• PROBLEM TO SOLVE
Copy the rows below word for word. Start at the very first line and go through the line that contains "colorbar-swatch [468, 405, 485, 420]", including that line.

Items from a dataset
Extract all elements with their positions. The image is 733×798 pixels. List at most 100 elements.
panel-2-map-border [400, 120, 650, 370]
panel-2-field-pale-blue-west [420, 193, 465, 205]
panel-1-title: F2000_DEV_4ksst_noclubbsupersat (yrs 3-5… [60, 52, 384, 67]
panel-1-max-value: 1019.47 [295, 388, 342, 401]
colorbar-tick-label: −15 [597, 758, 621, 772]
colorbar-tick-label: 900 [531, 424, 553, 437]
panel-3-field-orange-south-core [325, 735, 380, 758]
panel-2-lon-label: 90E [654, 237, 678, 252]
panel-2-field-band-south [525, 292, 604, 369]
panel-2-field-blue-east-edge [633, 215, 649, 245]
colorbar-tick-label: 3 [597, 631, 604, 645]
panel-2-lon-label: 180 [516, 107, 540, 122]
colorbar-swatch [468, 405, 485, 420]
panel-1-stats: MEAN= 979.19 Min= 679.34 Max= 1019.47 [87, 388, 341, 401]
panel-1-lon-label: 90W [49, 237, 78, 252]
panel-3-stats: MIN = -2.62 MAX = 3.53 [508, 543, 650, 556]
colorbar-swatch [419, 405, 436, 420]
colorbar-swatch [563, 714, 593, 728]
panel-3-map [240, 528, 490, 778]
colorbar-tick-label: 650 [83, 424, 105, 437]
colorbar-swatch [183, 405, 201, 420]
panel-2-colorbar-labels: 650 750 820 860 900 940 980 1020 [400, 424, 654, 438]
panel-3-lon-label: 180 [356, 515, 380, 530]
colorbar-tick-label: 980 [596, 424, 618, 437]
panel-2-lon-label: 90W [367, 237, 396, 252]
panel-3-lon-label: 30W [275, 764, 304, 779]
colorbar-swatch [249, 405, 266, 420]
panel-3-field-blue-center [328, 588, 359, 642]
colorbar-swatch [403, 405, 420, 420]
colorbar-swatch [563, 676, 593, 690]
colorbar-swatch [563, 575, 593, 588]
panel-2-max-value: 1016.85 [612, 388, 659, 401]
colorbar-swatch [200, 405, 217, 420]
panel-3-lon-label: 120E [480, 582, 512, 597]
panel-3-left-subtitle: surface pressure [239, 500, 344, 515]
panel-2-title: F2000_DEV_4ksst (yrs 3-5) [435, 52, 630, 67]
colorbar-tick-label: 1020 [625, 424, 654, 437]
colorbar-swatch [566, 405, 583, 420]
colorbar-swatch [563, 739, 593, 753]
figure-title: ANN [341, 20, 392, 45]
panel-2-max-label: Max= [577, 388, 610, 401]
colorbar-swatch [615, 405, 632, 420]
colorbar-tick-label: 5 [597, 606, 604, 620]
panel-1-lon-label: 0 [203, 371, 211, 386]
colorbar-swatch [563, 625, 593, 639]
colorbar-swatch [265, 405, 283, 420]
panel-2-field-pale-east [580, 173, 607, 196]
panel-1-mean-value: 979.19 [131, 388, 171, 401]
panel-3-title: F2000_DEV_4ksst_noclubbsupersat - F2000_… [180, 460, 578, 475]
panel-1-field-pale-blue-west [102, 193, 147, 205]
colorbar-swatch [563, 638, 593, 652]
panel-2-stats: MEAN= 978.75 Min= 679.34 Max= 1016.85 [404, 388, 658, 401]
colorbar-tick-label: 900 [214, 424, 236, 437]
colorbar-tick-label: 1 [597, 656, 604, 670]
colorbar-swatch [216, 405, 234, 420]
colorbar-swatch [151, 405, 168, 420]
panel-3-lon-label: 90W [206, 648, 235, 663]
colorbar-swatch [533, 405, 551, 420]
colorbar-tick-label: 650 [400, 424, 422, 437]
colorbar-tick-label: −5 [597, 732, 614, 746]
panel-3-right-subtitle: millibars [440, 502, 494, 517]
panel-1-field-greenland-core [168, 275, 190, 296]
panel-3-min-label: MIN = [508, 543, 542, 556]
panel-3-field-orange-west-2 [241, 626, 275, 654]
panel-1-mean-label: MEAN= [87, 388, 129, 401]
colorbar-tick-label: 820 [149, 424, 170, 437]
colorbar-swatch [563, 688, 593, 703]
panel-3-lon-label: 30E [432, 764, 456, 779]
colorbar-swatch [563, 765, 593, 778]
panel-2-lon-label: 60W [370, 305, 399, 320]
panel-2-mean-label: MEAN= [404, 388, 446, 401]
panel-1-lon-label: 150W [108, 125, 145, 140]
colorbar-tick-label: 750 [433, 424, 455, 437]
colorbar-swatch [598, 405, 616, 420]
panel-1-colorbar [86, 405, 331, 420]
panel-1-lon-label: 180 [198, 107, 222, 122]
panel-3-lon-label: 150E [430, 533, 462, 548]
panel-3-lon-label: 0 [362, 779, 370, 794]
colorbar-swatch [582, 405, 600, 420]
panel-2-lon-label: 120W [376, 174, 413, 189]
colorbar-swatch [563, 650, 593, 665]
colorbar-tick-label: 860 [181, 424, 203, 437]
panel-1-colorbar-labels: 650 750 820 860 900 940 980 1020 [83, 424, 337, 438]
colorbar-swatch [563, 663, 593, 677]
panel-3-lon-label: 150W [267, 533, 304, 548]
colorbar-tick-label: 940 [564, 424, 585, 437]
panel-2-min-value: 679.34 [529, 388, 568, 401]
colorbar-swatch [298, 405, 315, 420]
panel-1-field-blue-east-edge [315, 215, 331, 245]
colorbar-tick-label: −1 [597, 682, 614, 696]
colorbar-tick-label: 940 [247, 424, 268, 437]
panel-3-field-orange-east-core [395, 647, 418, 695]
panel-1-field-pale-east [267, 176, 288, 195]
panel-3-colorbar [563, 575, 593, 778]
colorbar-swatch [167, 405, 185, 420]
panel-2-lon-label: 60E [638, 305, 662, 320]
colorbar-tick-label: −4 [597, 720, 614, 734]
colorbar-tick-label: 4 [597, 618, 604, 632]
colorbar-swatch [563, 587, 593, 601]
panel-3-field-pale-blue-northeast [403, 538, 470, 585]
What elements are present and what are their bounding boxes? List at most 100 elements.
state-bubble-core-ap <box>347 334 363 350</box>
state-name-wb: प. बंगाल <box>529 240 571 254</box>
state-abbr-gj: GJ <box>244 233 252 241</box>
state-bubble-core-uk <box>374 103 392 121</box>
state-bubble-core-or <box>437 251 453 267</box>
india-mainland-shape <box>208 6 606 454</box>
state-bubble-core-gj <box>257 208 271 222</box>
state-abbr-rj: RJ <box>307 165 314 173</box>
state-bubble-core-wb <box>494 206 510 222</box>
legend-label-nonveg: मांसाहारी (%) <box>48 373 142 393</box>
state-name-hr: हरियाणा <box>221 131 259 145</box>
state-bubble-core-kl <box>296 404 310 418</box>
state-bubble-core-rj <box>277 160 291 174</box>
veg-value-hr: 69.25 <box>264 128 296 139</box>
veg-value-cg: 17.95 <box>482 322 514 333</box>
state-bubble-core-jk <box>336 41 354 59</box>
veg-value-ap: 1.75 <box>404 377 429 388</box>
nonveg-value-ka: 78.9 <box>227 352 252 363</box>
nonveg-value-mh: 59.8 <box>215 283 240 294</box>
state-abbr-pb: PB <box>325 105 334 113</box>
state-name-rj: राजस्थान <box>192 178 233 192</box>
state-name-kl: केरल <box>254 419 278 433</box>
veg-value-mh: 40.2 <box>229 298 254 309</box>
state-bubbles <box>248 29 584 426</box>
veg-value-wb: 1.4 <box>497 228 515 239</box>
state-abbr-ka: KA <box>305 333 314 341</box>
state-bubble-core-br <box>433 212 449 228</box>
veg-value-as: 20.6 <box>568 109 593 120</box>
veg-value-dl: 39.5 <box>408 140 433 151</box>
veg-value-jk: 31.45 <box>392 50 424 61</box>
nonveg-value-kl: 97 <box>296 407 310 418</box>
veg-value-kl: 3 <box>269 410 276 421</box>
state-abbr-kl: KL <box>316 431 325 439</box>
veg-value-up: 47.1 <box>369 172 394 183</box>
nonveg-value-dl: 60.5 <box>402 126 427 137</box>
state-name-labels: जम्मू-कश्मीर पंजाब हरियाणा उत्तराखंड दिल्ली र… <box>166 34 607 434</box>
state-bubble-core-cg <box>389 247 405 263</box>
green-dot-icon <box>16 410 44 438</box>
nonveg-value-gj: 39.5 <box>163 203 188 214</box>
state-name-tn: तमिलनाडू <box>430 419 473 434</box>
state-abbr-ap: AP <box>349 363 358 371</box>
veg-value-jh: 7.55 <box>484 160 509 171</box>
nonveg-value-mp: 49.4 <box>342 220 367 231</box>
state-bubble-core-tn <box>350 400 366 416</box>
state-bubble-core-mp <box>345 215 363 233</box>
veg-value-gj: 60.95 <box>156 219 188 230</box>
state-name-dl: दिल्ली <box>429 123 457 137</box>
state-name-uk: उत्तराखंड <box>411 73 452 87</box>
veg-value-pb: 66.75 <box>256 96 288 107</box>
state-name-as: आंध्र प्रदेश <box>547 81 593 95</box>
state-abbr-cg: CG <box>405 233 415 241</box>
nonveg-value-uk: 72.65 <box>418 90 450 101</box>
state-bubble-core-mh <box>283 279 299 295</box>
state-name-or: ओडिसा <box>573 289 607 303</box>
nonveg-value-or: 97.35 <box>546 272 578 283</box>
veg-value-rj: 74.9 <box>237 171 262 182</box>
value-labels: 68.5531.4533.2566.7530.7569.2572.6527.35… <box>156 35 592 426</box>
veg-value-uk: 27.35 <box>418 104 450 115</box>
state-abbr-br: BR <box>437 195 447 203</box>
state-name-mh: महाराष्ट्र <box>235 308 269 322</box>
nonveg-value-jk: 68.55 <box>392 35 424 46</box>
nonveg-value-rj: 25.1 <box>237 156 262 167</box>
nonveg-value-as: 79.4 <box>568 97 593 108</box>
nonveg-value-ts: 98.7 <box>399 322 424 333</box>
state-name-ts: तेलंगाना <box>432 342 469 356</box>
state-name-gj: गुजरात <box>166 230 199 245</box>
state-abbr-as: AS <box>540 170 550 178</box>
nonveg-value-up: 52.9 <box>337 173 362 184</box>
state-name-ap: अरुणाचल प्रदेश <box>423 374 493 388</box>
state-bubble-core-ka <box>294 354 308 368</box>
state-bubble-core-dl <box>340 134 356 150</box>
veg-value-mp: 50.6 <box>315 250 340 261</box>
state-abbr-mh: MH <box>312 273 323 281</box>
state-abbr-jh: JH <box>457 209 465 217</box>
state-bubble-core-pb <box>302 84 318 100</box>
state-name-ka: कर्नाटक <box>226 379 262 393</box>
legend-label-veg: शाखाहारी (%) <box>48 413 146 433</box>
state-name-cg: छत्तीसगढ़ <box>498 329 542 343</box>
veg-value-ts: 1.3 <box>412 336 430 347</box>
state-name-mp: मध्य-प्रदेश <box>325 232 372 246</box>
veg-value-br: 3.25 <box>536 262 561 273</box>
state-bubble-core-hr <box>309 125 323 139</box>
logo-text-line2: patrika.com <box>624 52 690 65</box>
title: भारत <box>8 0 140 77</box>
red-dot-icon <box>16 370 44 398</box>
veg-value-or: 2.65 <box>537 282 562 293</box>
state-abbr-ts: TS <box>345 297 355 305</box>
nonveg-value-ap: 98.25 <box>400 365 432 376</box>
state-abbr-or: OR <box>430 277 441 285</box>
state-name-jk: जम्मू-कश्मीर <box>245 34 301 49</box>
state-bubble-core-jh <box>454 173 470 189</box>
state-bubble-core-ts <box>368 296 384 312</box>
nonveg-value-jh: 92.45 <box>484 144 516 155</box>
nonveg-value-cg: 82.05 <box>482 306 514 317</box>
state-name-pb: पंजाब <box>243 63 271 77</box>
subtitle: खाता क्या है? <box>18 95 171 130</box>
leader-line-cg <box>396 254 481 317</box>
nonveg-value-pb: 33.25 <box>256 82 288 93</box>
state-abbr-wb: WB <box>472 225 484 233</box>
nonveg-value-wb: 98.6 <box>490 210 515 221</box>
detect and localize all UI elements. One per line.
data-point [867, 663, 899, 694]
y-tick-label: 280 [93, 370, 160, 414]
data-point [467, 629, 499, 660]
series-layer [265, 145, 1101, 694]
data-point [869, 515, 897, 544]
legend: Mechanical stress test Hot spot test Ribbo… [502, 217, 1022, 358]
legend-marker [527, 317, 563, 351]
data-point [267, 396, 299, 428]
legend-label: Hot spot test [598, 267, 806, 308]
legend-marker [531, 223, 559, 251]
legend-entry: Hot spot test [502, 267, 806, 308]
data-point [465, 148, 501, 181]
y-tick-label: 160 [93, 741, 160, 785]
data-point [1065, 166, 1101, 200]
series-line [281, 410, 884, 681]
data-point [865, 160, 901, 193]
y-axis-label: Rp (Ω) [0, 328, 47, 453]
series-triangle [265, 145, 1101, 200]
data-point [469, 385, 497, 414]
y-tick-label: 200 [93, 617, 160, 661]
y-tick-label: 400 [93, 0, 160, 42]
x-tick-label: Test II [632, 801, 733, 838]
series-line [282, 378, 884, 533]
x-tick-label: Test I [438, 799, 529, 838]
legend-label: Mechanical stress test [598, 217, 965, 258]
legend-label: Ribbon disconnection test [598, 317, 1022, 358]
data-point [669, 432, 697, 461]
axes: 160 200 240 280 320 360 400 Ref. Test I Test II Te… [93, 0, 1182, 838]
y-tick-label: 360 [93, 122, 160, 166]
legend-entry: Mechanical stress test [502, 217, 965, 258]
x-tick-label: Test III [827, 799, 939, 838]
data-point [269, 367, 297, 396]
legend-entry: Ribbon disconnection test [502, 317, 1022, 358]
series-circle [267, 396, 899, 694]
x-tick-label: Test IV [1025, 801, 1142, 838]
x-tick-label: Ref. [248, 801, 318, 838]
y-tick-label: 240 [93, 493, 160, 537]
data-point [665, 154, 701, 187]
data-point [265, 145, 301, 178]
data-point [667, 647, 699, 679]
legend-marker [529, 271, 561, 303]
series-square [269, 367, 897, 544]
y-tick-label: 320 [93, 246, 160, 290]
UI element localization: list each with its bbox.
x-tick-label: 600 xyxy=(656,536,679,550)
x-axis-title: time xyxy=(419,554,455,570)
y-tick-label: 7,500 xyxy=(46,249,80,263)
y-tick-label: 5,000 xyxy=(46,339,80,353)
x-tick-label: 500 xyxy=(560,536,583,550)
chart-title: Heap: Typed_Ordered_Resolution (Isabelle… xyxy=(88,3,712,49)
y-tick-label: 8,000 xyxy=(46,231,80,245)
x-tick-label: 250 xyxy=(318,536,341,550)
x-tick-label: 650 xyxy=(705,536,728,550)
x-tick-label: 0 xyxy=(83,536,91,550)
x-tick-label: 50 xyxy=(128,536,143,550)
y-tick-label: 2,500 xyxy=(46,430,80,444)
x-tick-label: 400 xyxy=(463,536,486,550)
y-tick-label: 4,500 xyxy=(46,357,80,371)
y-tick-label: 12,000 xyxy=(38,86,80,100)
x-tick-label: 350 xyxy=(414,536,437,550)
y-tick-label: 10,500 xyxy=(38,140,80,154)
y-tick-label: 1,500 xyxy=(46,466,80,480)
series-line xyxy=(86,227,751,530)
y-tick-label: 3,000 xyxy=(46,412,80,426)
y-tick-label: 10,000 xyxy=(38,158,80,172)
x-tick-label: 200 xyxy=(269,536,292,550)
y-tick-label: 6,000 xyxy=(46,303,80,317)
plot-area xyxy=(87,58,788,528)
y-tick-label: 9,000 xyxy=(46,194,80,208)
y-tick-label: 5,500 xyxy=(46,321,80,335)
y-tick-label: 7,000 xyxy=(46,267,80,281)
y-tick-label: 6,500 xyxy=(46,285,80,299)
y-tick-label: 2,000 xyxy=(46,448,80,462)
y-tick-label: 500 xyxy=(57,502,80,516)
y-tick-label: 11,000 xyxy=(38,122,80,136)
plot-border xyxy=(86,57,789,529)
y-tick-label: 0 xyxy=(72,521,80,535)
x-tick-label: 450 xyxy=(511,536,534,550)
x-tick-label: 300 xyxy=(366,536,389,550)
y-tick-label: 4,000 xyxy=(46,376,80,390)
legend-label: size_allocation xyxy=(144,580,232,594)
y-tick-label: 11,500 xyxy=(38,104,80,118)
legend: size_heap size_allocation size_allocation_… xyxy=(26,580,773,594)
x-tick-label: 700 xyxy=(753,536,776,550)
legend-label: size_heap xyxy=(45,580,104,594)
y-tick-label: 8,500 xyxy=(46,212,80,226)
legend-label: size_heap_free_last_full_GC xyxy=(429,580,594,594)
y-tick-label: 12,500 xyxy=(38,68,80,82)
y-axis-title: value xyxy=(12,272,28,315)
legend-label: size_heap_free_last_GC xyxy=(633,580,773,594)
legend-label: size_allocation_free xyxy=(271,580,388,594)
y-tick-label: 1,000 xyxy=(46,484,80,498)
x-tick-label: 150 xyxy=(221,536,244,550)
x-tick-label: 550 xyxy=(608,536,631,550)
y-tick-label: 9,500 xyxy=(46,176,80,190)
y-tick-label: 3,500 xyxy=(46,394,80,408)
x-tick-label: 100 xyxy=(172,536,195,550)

• SOLUTION TO THE EXERCISE
Extract all elements with their positions. The image is 733×798 pixels. List at most 100 elements.
panel-2-map-border [400, 120, 650, 370]
panel-2-field-pale-blue-west [420, 193, 465, 205]
panel-1-title: F2000_DEV_4ksst_noclubbsupersat (yrs 3-5… [60, 52, 384, 67]
panel-1-max-value: 1019.47 [295, 388, 342, 401]
colorbar-tick-label: −15 [597, 758, 621, 772]
colorbar-tick-label: 900 [531, 424, 553, 437]
panel-3-field-orange-south-core [325, 735, 380, 758]
panel-2-lon-label: 90E [654, 237, 678, 252]
panel-2-field-band-south [525, 292, 604, 369]
panel-2-field-blue-east-edge [633, 215, 649, 245]
colorbar-tick-label: 3 [597, 631, 604, 645]
panel-2-lon-label: 180 [516, 107, 540, 122]
colorbar-swatch [468, 405, 485, 420]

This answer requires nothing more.